- [Aim] Give only the number of lines in the data that include the string "this".

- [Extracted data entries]
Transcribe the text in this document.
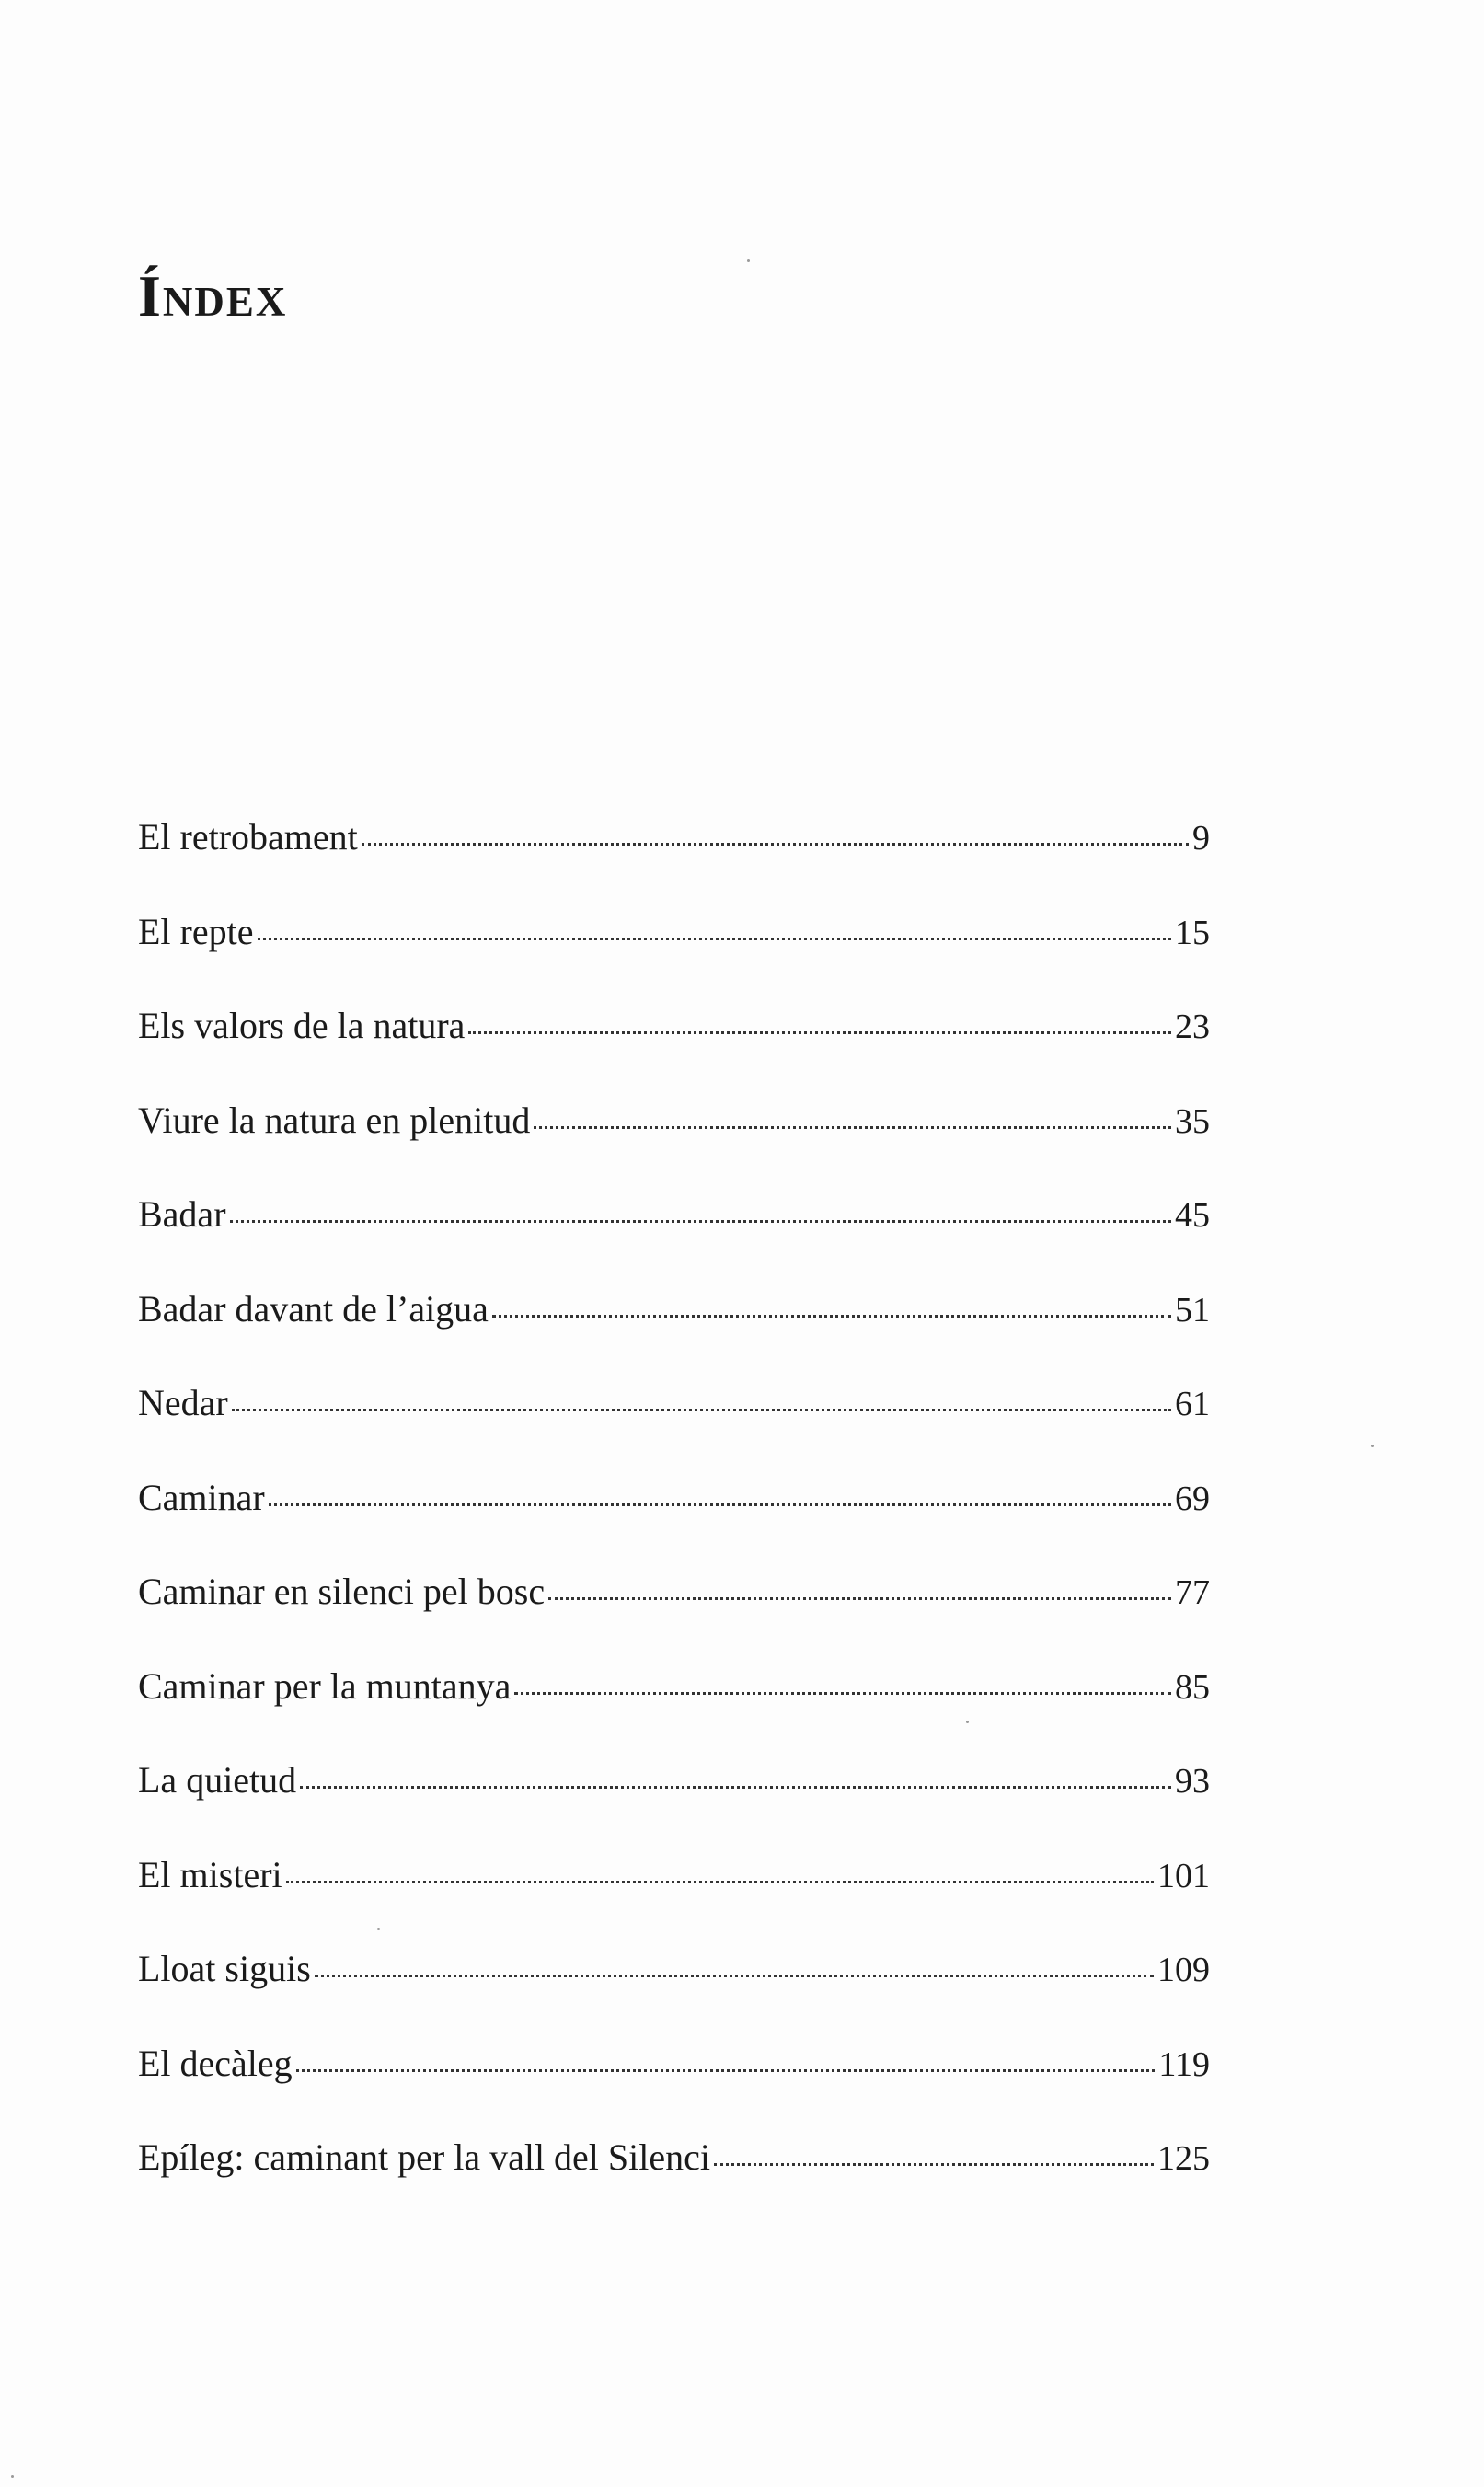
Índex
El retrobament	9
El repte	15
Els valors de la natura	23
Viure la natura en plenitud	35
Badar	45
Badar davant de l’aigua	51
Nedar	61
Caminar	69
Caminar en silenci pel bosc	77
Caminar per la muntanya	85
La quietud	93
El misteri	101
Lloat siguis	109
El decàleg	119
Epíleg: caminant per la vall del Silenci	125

==

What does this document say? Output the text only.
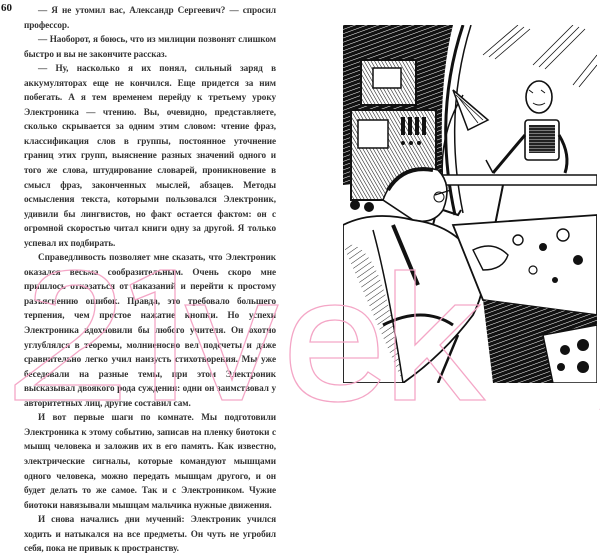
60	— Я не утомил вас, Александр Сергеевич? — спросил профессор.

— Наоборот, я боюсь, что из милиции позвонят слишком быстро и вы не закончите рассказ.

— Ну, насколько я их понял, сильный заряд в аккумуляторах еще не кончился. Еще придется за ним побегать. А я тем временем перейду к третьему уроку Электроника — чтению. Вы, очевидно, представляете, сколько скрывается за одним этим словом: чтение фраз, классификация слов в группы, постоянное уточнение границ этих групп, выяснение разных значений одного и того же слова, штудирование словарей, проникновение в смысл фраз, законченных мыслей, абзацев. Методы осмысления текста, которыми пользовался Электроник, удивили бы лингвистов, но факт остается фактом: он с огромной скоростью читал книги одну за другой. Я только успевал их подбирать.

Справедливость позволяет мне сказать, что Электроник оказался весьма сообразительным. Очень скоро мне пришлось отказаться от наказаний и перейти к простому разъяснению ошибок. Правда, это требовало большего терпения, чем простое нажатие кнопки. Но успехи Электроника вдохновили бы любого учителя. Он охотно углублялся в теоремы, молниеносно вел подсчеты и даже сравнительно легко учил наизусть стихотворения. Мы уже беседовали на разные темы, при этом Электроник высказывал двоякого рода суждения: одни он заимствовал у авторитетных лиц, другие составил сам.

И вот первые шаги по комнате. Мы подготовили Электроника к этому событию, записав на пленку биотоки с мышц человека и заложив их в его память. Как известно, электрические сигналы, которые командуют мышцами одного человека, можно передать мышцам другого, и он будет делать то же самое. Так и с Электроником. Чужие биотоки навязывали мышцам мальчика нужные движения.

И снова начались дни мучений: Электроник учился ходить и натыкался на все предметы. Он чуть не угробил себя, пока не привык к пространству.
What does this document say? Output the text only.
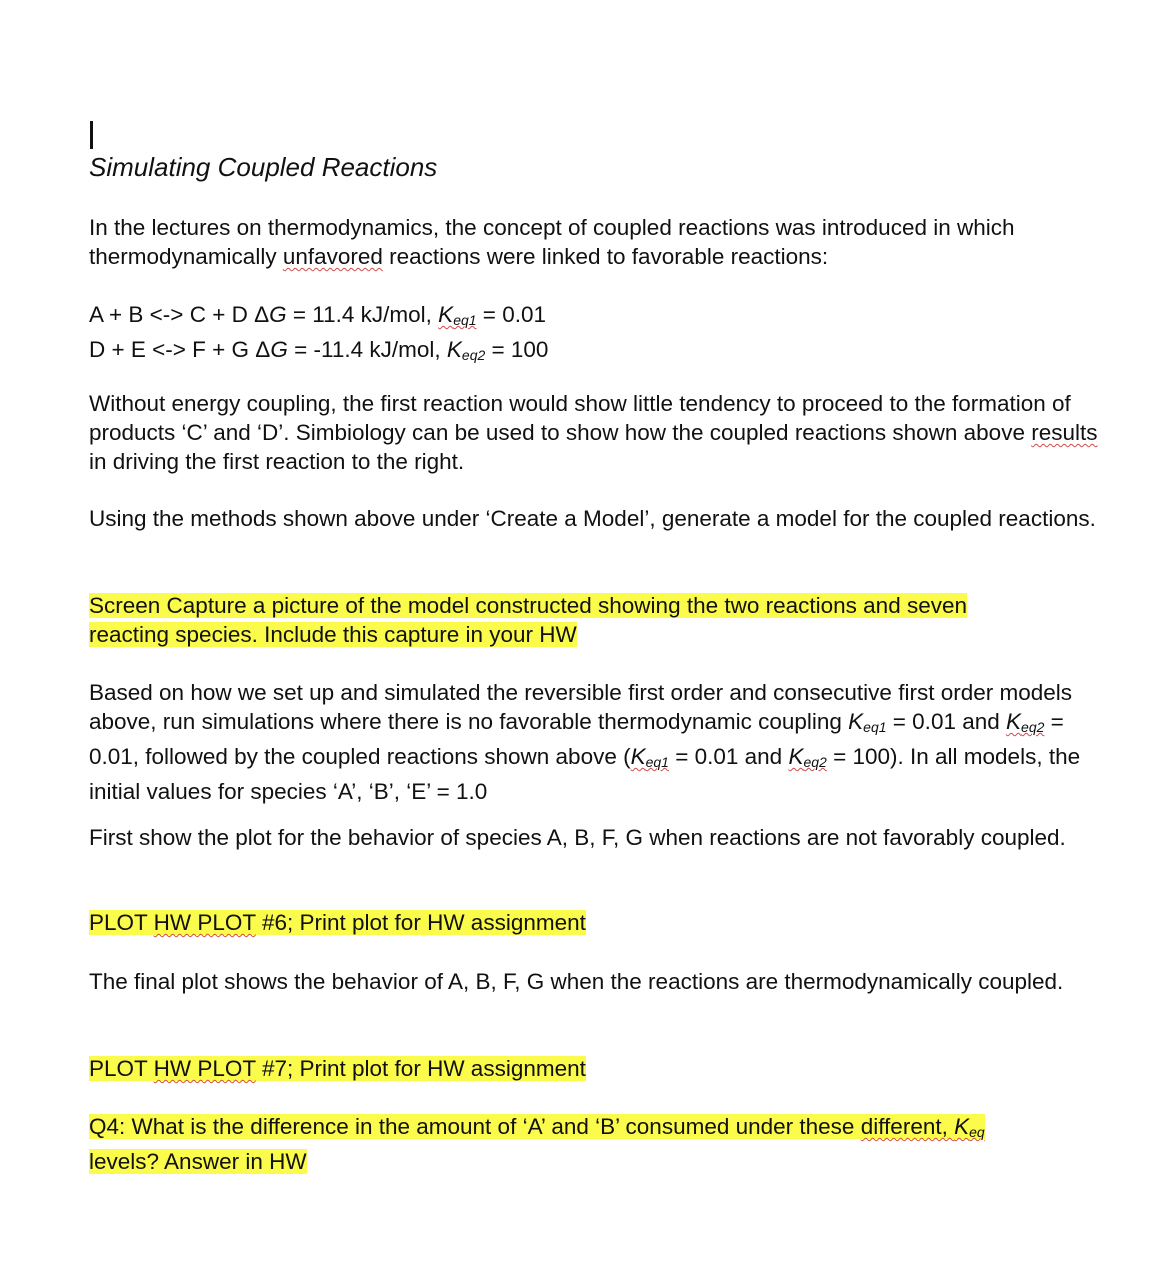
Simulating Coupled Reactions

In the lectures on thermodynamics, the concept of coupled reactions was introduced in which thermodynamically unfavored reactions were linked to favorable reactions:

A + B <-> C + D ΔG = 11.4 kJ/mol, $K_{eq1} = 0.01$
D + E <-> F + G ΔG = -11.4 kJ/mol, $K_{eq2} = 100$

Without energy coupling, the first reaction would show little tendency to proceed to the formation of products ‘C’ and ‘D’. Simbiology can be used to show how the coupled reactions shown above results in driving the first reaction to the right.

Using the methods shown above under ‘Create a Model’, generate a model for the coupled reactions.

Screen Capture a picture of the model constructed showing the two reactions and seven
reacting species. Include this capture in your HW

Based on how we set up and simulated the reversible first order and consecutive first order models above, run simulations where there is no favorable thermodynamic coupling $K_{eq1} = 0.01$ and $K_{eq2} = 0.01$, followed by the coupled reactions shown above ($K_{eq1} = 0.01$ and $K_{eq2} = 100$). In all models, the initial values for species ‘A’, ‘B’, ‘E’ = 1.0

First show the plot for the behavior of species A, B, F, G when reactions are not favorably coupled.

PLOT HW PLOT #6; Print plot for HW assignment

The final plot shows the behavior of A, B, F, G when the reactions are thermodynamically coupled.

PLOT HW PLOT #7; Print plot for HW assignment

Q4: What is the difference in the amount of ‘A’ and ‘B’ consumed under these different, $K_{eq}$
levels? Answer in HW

...

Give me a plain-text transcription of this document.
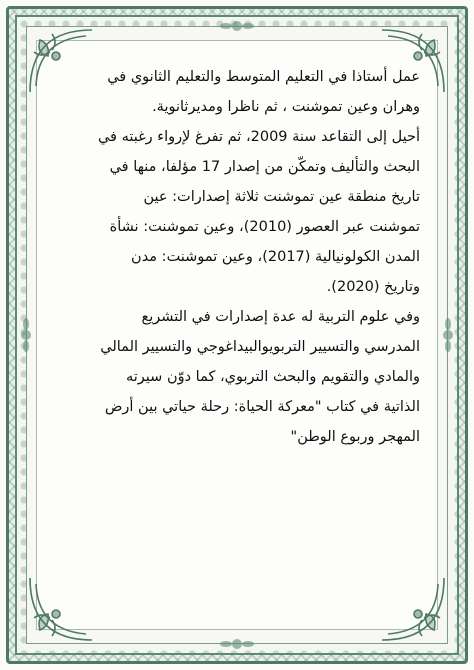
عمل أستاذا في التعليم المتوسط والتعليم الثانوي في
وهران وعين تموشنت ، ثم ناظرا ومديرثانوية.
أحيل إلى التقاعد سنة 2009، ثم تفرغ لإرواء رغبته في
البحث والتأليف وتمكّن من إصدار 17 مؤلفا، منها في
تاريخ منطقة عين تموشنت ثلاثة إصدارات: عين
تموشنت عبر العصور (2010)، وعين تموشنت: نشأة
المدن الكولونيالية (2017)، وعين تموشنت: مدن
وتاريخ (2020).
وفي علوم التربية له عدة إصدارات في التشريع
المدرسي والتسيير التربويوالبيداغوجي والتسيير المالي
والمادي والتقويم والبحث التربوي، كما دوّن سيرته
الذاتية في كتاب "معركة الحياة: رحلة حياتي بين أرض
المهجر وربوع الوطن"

- [Expected answer] 5